[Start of Supplied material]
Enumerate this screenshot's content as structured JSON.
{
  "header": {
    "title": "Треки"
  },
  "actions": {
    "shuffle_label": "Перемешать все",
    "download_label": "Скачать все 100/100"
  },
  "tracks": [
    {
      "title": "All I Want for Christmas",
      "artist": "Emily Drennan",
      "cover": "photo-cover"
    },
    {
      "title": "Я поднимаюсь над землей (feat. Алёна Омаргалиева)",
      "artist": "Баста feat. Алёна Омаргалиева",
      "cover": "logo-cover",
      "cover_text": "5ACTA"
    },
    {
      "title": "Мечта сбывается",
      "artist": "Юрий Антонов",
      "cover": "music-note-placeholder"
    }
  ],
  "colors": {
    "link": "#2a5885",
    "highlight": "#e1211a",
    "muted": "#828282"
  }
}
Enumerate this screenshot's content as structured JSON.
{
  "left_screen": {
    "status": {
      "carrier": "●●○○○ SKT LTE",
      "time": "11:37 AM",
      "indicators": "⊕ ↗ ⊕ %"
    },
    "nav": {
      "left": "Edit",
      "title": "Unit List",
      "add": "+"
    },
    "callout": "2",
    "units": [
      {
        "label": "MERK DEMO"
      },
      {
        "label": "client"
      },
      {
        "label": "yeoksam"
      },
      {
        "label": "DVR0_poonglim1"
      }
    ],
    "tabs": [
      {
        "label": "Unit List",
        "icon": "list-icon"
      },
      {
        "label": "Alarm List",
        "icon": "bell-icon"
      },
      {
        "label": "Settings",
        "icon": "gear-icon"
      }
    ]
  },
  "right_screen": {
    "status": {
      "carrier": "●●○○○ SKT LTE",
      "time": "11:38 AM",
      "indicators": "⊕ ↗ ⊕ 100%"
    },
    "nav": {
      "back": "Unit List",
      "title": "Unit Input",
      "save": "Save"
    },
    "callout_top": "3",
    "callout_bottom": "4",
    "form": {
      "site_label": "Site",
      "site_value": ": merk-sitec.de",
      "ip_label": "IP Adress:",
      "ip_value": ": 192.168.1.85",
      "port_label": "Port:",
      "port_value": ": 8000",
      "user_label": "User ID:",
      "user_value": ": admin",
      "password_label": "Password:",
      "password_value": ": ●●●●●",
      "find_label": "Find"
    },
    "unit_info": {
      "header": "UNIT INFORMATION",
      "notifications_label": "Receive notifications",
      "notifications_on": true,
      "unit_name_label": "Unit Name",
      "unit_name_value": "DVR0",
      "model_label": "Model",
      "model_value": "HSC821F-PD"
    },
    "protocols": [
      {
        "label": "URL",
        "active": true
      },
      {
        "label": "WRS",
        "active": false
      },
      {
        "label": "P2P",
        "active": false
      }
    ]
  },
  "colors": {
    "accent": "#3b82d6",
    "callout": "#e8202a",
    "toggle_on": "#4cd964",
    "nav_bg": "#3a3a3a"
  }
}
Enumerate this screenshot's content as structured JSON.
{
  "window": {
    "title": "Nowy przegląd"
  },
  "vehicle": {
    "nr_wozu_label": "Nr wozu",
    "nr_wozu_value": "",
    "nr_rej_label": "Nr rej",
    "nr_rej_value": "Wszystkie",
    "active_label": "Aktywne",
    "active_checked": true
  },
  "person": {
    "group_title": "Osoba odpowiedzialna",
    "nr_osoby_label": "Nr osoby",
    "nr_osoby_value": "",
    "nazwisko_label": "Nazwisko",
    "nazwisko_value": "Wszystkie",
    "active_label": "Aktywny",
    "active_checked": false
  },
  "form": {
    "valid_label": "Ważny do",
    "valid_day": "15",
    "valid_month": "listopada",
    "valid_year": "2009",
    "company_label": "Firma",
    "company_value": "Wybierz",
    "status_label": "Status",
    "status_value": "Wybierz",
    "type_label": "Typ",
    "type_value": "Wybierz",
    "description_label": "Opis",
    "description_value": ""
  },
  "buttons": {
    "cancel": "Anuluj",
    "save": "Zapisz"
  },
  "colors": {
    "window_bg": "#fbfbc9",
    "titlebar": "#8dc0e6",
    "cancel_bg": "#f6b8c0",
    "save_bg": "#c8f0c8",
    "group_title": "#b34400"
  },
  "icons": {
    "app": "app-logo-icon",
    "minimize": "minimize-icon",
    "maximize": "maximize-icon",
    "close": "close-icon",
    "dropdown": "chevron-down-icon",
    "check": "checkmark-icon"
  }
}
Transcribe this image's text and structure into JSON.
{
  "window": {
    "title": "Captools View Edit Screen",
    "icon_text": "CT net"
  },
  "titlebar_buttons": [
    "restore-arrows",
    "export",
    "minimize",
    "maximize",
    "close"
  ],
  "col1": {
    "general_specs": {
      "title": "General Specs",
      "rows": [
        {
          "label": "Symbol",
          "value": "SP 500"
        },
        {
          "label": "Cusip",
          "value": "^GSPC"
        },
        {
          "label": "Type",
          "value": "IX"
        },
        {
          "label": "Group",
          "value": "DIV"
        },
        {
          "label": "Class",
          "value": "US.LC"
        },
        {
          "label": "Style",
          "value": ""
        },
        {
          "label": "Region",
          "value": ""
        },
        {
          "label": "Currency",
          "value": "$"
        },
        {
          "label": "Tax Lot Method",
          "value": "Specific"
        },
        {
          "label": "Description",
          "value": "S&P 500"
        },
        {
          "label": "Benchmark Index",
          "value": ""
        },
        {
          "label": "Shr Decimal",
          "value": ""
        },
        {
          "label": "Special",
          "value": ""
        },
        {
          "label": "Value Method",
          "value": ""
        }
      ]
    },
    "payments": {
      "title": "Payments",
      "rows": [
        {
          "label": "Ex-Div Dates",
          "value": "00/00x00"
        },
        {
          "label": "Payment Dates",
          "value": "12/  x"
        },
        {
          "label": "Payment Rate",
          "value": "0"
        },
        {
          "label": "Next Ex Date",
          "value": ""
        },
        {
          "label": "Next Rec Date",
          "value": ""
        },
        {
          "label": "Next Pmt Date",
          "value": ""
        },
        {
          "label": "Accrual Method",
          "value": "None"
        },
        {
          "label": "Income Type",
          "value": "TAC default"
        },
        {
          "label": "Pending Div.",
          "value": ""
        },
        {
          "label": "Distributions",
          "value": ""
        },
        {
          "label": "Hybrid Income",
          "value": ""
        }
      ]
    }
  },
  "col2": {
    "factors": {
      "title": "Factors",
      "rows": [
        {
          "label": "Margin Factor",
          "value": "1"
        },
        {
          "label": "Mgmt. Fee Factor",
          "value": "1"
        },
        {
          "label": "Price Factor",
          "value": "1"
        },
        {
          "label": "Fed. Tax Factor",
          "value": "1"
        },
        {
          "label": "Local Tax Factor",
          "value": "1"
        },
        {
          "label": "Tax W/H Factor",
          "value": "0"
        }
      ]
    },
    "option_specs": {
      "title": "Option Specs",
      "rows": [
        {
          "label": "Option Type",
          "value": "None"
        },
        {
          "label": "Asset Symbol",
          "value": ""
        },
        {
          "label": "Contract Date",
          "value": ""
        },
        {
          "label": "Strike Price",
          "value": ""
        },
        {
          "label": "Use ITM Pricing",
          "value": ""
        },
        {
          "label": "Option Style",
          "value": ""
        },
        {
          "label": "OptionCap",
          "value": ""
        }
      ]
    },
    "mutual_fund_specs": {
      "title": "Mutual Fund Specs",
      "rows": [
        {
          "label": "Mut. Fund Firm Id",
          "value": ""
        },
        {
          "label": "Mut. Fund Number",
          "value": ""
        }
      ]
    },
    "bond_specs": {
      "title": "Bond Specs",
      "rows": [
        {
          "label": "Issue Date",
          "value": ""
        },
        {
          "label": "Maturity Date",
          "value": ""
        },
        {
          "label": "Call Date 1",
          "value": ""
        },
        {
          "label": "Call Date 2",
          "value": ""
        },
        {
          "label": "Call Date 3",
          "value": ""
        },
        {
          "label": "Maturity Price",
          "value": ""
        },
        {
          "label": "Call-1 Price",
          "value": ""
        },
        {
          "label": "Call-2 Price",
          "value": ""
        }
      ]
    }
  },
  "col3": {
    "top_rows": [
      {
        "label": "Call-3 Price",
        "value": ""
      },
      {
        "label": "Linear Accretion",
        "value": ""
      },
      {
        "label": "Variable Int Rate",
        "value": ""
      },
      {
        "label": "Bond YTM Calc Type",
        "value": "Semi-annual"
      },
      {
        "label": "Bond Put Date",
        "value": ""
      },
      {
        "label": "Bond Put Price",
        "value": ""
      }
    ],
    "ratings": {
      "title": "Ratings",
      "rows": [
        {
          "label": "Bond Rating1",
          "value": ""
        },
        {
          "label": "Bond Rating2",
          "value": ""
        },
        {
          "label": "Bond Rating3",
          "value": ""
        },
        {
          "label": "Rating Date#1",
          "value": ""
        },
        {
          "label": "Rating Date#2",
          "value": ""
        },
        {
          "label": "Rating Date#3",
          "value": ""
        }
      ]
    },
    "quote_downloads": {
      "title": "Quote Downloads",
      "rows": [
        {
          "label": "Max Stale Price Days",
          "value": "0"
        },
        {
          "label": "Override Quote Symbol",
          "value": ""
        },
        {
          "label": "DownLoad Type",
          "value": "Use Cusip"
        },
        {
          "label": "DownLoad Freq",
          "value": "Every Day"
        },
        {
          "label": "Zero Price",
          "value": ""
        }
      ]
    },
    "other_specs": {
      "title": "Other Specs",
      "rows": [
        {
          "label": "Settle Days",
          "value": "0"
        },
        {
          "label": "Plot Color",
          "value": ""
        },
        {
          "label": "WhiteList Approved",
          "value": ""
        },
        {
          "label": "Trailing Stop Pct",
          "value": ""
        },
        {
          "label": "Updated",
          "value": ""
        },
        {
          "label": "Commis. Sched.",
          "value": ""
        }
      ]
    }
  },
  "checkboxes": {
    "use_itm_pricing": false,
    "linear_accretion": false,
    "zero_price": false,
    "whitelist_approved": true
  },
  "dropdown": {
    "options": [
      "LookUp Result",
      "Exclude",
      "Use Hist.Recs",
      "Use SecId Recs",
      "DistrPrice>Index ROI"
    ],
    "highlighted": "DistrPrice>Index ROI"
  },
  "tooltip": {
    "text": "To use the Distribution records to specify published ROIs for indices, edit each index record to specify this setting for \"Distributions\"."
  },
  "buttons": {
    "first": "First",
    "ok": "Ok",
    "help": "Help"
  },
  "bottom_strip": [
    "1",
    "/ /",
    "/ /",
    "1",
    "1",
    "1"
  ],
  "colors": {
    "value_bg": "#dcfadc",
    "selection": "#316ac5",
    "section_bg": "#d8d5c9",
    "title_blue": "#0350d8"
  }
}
[End of Supplied material]
Problem statement: Count every line bearing the word "Method"; report the total only.

Task output: 3